SET EXERCISE —
Copy the records verbatim, from the first line through the line holding "x-axis-tick: [701, 28, 703, 35]", inclusive.

--- Start of EXCERPTED DATA ---

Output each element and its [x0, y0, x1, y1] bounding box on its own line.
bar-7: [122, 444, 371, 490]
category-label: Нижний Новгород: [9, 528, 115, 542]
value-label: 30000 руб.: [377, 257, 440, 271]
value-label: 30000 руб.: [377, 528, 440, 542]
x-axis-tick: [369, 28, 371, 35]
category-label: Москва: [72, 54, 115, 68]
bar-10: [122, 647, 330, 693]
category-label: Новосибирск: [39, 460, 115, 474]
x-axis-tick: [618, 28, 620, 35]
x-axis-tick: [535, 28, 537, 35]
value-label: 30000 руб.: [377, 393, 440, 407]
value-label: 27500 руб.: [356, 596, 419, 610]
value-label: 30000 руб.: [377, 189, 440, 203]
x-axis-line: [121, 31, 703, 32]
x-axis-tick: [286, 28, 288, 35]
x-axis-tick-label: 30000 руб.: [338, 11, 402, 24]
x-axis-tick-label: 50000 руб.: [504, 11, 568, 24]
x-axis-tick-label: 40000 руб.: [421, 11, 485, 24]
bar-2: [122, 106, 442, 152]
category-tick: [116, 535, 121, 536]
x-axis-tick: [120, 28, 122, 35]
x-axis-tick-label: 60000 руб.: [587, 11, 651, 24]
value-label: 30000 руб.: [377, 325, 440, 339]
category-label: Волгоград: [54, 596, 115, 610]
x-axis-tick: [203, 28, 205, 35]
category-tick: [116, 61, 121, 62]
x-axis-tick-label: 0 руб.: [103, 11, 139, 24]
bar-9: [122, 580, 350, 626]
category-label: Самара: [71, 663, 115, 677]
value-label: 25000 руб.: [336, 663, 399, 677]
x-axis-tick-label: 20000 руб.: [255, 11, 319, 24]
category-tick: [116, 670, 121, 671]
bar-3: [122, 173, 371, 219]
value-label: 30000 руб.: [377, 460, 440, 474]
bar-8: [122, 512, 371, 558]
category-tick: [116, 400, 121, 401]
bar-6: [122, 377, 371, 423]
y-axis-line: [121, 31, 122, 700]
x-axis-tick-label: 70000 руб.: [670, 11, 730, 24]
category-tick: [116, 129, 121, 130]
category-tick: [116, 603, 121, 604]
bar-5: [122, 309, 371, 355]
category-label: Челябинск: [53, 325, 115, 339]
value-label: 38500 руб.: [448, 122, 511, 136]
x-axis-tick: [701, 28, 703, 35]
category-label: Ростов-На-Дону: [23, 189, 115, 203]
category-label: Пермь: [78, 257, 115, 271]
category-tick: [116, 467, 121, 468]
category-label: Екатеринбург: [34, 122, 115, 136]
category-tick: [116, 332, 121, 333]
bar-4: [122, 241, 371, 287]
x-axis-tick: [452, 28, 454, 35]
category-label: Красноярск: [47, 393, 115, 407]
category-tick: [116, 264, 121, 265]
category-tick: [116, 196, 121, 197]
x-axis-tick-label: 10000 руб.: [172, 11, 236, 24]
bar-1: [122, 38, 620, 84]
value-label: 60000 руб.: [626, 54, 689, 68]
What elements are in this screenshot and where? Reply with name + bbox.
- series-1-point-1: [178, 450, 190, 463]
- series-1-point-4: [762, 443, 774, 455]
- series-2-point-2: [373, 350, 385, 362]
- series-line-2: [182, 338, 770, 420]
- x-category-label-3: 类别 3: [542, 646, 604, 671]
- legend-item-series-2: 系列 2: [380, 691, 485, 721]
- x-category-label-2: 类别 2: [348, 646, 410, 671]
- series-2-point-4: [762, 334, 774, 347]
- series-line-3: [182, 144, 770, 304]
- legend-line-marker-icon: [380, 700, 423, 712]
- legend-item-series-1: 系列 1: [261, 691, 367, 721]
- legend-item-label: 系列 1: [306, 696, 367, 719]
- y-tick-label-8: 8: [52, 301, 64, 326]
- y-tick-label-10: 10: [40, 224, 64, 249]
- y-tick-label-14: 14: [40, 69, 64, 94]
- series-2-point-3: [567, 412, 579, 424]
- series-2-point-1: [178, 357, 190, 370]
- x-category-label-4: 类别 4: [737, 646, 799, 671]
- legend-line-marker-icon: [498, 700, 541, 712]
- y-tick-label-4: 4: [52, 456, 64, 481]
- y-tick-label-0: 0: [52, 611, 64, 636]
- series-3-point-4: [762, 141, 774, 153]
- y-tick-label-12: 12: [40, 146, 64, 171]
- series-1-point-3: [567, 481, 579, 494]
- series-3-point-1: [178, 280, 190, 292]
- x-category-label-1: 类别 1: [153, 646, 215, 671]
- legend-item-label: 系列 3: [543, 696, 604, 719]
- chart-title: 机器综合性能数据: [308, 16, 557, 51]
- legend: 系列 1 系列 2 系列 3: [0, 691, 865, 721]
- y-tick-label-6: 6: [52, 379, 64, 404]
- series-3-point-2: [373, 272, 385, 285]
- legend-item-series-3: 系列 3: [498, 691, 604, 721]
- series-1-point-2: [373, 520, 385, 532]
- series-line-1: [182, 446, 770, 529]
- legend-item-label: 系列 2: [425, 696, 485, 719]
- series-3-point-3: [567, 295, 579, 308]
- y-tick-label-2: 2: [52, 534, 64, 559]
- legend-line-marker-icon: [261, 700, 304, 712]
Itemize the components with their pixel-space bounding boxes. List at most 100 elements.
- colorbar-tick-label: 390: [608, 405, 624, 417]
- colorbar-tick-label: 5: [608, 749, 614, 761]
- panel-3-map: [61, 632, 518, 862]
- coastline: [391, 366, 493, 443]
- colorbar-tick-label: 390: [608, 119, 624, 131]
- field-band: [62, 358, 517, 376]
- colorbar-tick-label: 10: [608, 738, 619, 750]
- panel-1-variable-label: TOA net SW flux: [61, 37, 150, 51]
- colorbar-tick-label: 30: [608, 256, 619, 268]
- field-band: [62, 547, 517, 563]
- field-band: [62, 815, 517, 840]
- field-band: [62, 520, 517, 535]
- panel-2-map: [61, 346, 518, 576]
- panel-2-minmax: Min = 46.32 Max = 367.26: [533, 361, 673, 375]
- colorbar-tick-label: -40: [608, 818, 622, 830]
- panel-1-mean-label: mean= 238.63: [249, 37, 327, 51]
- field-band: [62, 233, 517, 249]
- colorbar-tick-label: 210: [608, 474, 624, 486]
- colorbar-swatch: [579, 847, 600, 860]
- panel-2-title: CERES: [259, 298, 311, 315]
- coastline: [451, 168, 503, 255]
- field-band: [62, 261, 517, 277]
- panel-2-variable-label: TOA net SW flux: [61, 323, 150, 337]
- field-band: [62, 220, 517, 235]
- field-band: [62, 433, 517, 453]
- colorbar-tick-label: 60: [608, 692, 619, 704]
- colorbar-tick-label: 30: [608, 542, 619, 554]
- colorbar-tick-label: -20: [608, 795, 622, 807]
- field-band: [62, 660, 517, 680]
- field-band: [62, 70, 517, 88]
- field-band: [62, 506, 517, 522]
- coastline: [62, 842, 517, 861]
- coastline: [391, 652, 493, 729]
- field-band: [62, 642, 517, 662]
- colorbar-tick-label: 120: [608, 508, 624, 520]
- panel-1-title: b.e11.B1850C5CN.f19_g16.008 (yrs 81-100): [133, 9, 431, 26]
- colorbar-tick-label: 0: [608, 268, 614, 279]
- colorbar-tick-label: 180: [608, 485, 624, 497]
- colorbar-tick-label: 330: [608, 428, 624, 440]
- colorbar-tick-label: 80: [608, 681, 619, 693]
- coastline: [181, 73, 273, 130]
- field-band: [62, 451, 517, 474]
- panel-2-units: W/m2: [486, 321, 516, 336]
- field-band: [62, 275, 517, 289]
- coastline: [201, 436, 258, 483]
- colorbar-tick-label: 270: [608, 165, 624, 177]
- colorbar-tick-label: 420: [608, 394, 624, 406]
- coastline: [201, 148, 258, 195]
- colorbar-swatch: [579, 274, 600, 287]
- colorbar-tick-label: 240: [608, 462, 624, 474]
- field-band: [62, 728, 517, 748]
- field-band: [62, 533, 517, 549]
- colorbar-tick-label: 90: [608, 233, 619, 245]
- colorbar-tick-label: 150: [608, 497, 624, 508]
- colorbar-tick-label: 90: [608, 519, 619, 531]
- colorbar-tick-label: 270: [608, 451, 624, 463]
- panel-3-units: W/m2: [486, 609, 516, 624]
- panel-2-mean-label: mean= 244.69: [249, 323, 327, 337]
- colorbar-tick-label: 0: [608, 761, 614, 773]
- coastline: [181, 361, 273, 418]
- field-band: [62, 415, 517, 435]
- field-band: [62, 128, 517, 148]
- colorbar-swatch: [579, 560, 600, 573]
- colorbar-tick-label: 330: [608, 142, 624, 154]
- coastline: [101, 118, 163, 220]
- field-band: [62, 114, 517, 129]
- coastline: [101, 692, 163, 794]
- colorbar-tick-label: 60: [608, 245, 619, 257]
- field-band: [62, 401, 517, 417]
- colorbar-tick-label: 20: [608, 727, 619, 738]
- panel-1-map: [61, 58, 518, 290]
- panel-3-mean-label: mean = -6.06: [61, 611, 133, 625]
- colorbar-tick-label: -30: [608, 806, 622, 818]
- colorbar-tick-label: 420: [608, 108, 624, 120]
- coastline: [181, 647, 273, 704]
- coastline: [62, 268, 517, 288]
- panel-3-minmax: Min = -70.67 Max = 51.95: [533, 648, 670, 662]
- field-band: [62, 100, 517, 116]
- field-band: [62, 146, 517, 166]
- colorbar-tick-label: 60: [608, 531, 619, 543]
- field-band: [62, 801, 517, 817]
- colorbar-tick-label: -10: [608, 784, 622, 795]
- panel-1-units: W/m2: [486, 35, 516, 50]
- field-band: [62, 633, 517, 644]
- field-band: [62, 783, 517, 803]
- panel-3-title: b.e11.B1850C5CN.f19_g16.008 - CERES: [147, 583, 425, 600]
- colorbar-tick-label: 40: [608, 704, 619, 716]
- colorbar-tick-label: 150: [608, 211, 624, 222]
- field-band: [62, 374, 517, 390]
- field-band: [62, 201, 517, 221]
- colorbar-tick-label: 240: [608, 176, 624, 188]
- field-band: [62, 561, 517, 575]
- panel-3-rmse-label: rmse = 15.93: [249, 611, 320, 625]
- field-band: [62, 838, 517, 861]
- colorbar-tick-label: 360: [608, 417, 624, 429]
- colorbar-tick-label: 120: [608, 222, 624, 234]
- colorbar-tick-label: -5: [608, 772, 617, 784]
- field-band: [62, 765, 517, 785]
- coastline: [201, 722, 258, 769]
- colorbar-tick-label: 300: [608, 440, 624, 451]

--- End of EXCERPTED DATA ---

OUTPUT FOR THIS EXERCISE —
Output each element and its [x0, y0, x1, y1] bounding box on its own line.
bar-7: [122, 444, 371, 490]
category-label: Нижний Новгород: [9, 528, 115, 542]
value-label: 30000 руб.: [377, 257, 440, 271]
value-label: 30000 руб.: [377, 528, 440, 542]
x-axis-tick: [369, 28, 371, 35]
category-label: Москва: [72, 54, 115, 68]
bar-10: [122, 647, 330, 693]
category-label: Новосибирск: [39, 460, 115, 474]
x-axis-tick: [618, 28, 620, 35]
x-axis-tick: [535, 28, 537, 35]
value-label: 30000 руб.: [377, 393, 440, 407]
value-label: 27500 руб.: [356, 596, 419, 610]
value-label: 30000 руб.: [377, 189, 440, 203]
x-axis-line: [121, 31, 703, 32]
x-axis-tick: [286, 28, 288, 35]
x-axis-tick-label: 30000 руб.: [338, 11, 402, 24]
x-axis-tick-label: 50000 руб.: [504, 11, 568, 24]
x-axis-tick-label: 40000 руб.: [421, 11, 485, 24]
bar-2: [122, 106, 442, 152]
category-tick: [116, 535, 121, 536]
x-axis-tick: [120, 28, 122, 35]
x-axis-tick-label: 60000 руб.: [587, 11, 651, 24]
value-label: 30000 руб.: [377, 325, 440, 339]
category-label: Волгоград: [54, 596, 115, 610]
x-axis-tick: [203, 28, 205, 35]
category-tick: [116, 61, 121, 62]
x-axis-tick-label: 0 руб.: [103, 11, 139, 24]
bar-9: [122, 580, 350, 626]
category-label: Самара: [71, 663, 115, 677]
value-label: 25000 руб.: [336, 663, 399, 677]
x-axis-tick-label: 20000 руб.: [255, 11, 319, 24]
category-tick: [116, 670, 121, 671]
bar-3: [122, 173, 371, 219]
value-label: 30000 руб.: [377, 460, 440, 474]
bar-8: [122, 512, 371, 558]
category-tick: [116, 400, 121, 401]
bar-6: [122, 377, 371, 423]
y-axis-line: [121, 31, 122, 700]
x-axis-tick-label: 70000 руб.: [670, 11, 730, 24]
category-tick: [116, 129, 121, 130]
category-tick: [116, 603, 121, 604]
bar-5: [122, 309, 371, 355]
category-label: Челябинск: [53, 325, 115, 339]
value-label: 38500 руб.: [448, 122, 511, 136]
x-axis-tick: [701, 28, 703, 35]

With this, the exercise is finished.